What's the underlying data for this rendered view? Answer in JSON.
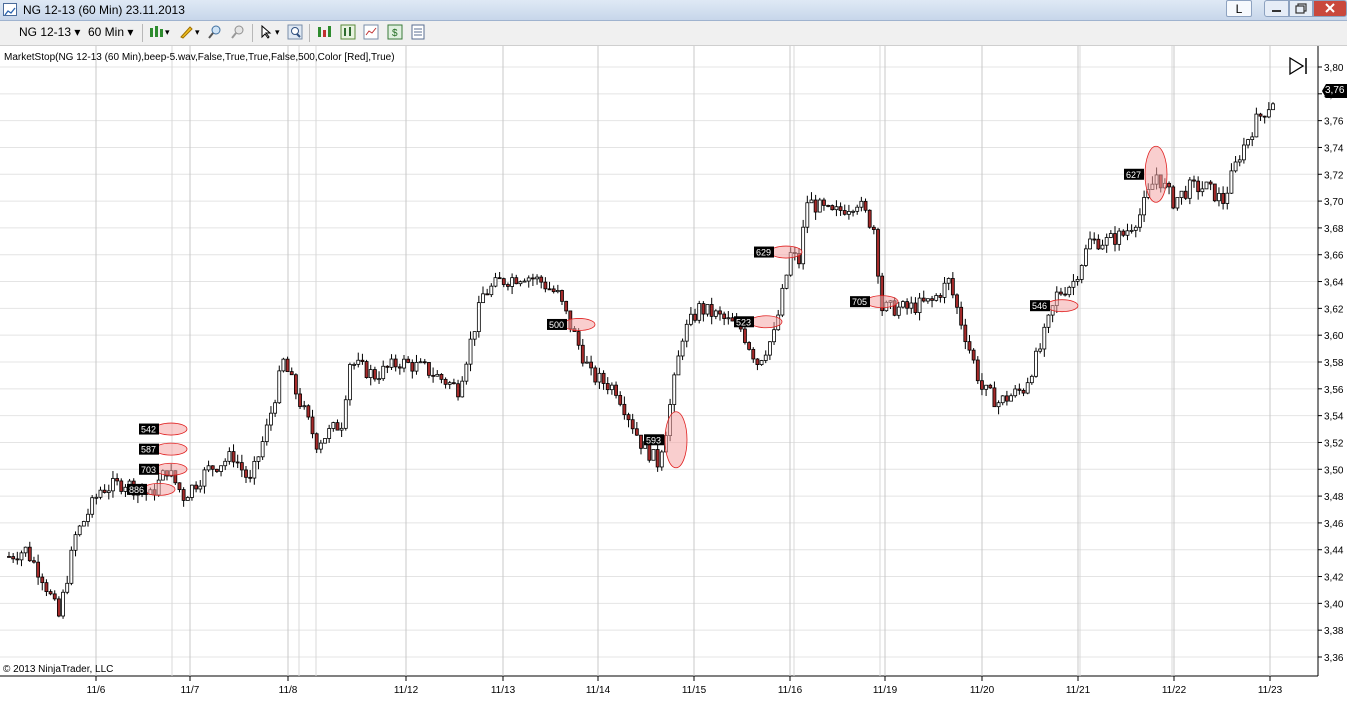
{
  "window": {
    "title": "NG 12-13 (60 Min)  23.11.2013",
    "link_button": "L",
    "min_label": "—",
    "max_label": "▢",
    "close_label": "X"
  },
  "toolbar": {
    "instrument": "NG 12-13",
    "interval": "60 Min",
    "icons": [
      "chart-style-icon",
      "drawing-pen-icon",
      "zoom-in-icon",
      "zoom-out-icon",
      "pointer-icon",
      "magnifier-icon",
      "strategies-icon",
      "indicators-icon",
      "chart-properties-icon",
      "money-icon",
      "data-box-icon"
    ]
  },
  "indicator_label": "MarketStop(NG 12-13 (60 Min),beep-5.wav,False,True,True,False,500,Color [Red],True)",
  "copyright": "© 2013 NinjaTrader, LLC",
  "last_price_tag": "3,76",
  "colors": {
    "up_candle": "#ffffff",
    "down_candle": "#a52a2a",
    "outline": "#000000",
    "marker_fill": "#f4a6a6",
    "marker_stroke": "#e02020",
    "grid": "#c8c8c8"
  },
  "chart_data": {
    "type": "candlestick",
    "y_axis_labels": [
      "3,80",
      "3,78",
      "3,76",
      "3,74",
      "3,72",
      "3,70",
      "3,68",
      "3,66",
      "3,64",
      "3,62",
      "3,60",
      "3,58",
      "3,56",
      "3,54",
      "3,52",
      "3,50",
      "3,48",
      "3,46",
      "3,44",
      "3,42",
      "3,40",
      "3,38",
      "3,36"
    ],
    "ylim": [
      3.36,
      3.8
    ],
    "x_axis_labels": [
      "11/6",
      "11/7",
      "11/8",
      "11/12",
      "11/13",
      "11/14",
      "11/15",
      "11/16",
      "11/19",
      "11/20",
      "11/21",
      "11/22",
      "11/23"
    ],
    "trend_anchors": [
      [
        0,
        3.435
      ],
      [
        4,
        3.44
      ],
      [
        8,
        3.42
      ],
      [
        12,
        3.39
      ],
      [
        16,
        3.45
      ],
      [
        22,
        3.485
      ],
      [
        28,
        3.49
      ],
      [
        34,
        3.48
      ],
      [
        38,
        3.5
      ],
      [
        42,
        3.48
      ],
      [
        48,
        3.5
      ],
      [
        54,
        3.51
      ],
      [
        58,
        3.49
      ],
      [
        62,
        3.53
      ],
      [
        66,
        3.58
      ],
      [
        70,
        3.55
      ],
      [
        74,
        3.52
      ],
      [
        80,
        3.535
      ],
      [
        82,
        3.58
      ],
      [
        88,
        3.57
      ],
      [
        94,
        3.58
      ],
      [
        100,
        3.575
      ],
      [
        108,
        3.56
      ],
      [
        114,
        3.63
      ],
      [
        118,
        3.64
      ],
      [
        124,
        3.645
      ],
      [
        128,
        3.64
      ],
      [
        132,
        3.63
      ],
      [
        136,
        3.6
      ],
      [
        140,
        3.57
      ],
      [
        146,
        3.56
      ],
      [
        152,
        3.52
      ],
      [
        156,
        3.505
      ],
      [
        158,
        3.53
      ],
      [
        162,
        3.6
      ],
      [
        166,
        3.62
      ],
      [
        170,
        3.615
      ],
      [
        176,
        3.605
      ],
      [
        180,
        3.58
      ],
      [
        184,
        3.6
      ],
      [
        188,
        3.66
      ],
      [
        190,
        3.655
      ],
      [
        192,
        3.7
      ],
      [
        198,
        3.69
      ],
      [
        204,
        3.7
      ],
      [
        208,
        3.68
      ],
      [
        210,
        3.62
      ],
      [
        216,
        3.62
      ],
      [
        222,
        3.625
      ],
      [
        226,
        3.64
      ],
      [
        230,
        3.6
      ],
      [
        234,
        3.56
      ],
      [
        238,
        3.55
      ],
      [
        244,
        3.56
      ],
      [
        248,
        3.59
      ],
      [
        252,
        3.63
      ],
      [
        256,
        3.64
      ],
      [
        260,
        3.67
      ],
      [
        264,
        3.67
      ],
      [
        268,
        3.675
      ],
      [
        272,
        3.69
      ],
      [
        276,
        3.72
      ],
      [
        280,
        3.7
      ],
      [
        284,
        3.71
      ],
      [
        288,
        3.71
      ],
      [
        292,
        3.7
      ],
      [
        296,
        3.735
      ],
      [
        300,
        3.76
      ],
      [
        304,
        3.775
      ]
    ],
    "stop_markers": [
      {
        "label": "542",
        "price": 3.53
      },
      {
        "label": "587",
        "price": 3.515
      },
      {
        "label": "703",
        "price": 3.5
      },
      {
        "label": "886",
        "price": 3.485
      },
      {
        "label": "500",
        "price": 3.608
      },
      {
        "label": "593",
        "price": 3.522
      },
      {
        "label": "523",
        "price": 3.61
      },
      {
        "label": "629",
        "price": 3.662
      },
      {
        "label": "705",
        "price": 3.625
      },
      {
        "label": "546",
        "price": 3.622
      },
      {
        "label": "627",
        "price": 3.72
      }
    ]
  }
}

##############################

### Work to be completed
Each line above is to be copied verbatim. Drop any image from the copy.

### Result of this exercise
What's the underlying data for this rendered view? Answer in JSON.
{
  "window": {
    "title": "NG 12-13 (60 Min)  23.11.2013",
    "link_button": "L",
    "min_label": "—",
    "max_label": "▢",
    "close_label": "X"
  },
  "toolbar": {
    "instrument": "NG 12-13",
    "interval": "60 Min",
    "icons": [
      "chart-style-icon",
      "drawing-pen-icon",
      "zoom-in-icon",
      "zoom-out-icon",
      "pointer-icon",
      "magnifier-icon",
      "strategies-icon",
      "indicators-icon",
      "chart-properties-icon",
      "money-icon",
      "data-box-icon"
    ]
  },
  "indicator_label": "MarketStop(NG 12-13 (60 Min),beep-5.wav,False,True,True,False,500,Color [Red],True)",
  "copyright": "© 2013 NinjaTrader, LLC",
  "last_price_tag": "3,76",
  "colors": {
    "up_candle": "#ffffff",
    "down_candle": "#a52a2a",
    "outline": "#000000",
    "marker_fill": "#f4a6a6",
    "marker_stroke": "#e02020",
    "grid": "#c8c8c8"
  },
  "chart_data": {
    "type": "candlestick",
    "y_axis_labels": [
      "3,80",
      "3,78",
      "3,76",
      "3,74",
      "3,72",
      "3,70",
      "3,68",
      "3,66",
      "3,64",
      "3,62",
      "3,60",
      "3,58",
      "3,56",
      "3,54",
      "3,52",
      "3,50",
      "3,48",
      "3,46",
      "3,44",
      "3,42",
      "3,40",
      "3,38",
      "3,36"
    ],
    "ylim": [
      3.36,
      3.8
    ],
    "x_axis_labels": [
      "11/6",
      "11/7",
      "11/8",
      "11/12",
      "11/13",
      "11/14",
      "11/15",
      "11/16",
      "11/19",
      "11/20",
      "11/21",
      "11/22",
      "11/23"
    ],
    "trend_anchors": [
      [
        0,
        3.435
      ],
      [
        4,
        3.44
      ],
      [
        8,
        3.42
      ],
      [
        12,
        3.39
      ],
      [
        16,
        3.45
      ],
      [
        22,
        3.485
      ],
      [
        28,
        3.49
      ],
      [
        34,
        3.48
      ],
      [
        38,
        3.5
      ],
      [
        42,
        3.48
      ],
      [
        48,
        3.5
      ],
      [
        54,
        3.51
      ],
      [
        58,
        3.49
      ],
      [
        62,
        3.53
      ],
      [
        66,
        3.58
      ],
      [
        70,
        3.55
      ],
      [
        74,
        3.52
      ],
      [
        80,
        3.535
      ],
      [
        82,
        3.58
      ],
      [
        88,
        3.57
      ],
      [
        94,
        3.58
      ],
      [
        100,
        3.575
      ],
      [
        108,
        3.56
      ],
      [
        114,
        3.63
      ],
      [
        118,
        3.64
      ],
      [
        124,
        3.645
      ],
      [
        128,
        3.64
      ],
      [
        132,
        3.63
      ],
      [
        136,
        3.6
      ],
      [
        140,
        3.57
      ],
      [
        146,
        3.56
      ],
      [
        152,
        3.52
      ],
      [
        156,
        3.505
      ],
      [
        158,
        3.53
      ],
      [
        162,
        3.6
      ],
      [
        166,
        3.62
      ],
      [
        170,
        3.615
      ],
      [
        176,
        3.605
      ],
      [
        180,
        3.58
      ],
      [
        184,
        3.6
      ],
      [
        188,
        3.66
      ],
      [
        190,
        3.655
      ],
      [
        192,
        3.7
      ],
      [
        198,
        3.69
      ],
      [
        204,
        3.7
      ],
      [
        208,
        3.68
      ],
      [
        210,
        3.62
      ],
      [
        216,
        3.62
      ],
      [
        222,
        3.625
      ],
      [
        226,
        3.64
      ],
      [
        230,
        3.6
      ],
      [
        234,
        3.56
      ],
      [
        238,
        3.55
      ],
      [
        244,
        3.56
      ],
      [
        248,
        3.59
      ],
      [
        252,
        3.63
      ],
      [
        256,
        3.64
      ],
      [
        260,
        3.67
      ],
      [
        264,
        3.67
      ],
      [
        268,
        3.675
      ],
      [
        272,
        3.69
      ],
      [
        276,
        3.72
      ],
      [
        280,
        3.7
      ],
      [
        284,
        3.71
      ],
      [
        288,
        3.71
      ],
      [
        292,
        3.7
      ],
      [
        296,
        3.735
      ],
      [
        300,
        3.76
      ],
      [
        304,
        3.775
      ]
    ],
    "stop_markers": [
      {
        "label": "542",
        "price": 3.53
      },
      {
        "label": "587",
        "price": 3.515
      },
      {
        "label": "703",
        "price": 3.5
      },
      {
        "label": "886",
        "price": 3.485
      },
      {
        "label": "500",
        "price": 3.608
      },
      {
        "label": "593",
        "price": 3.522
      },
      {
        "label": "523",
        "price": 3.61
      },
      {
        "label": "629",
        "price": 3.662
      },
      {
        "label": "705",
        "price": 3.625
      },
      {
        "label": "546",
        "price": 3.622
      },
      {
        "label": "627",
        "price": 3.72
      }
    ]
  }
}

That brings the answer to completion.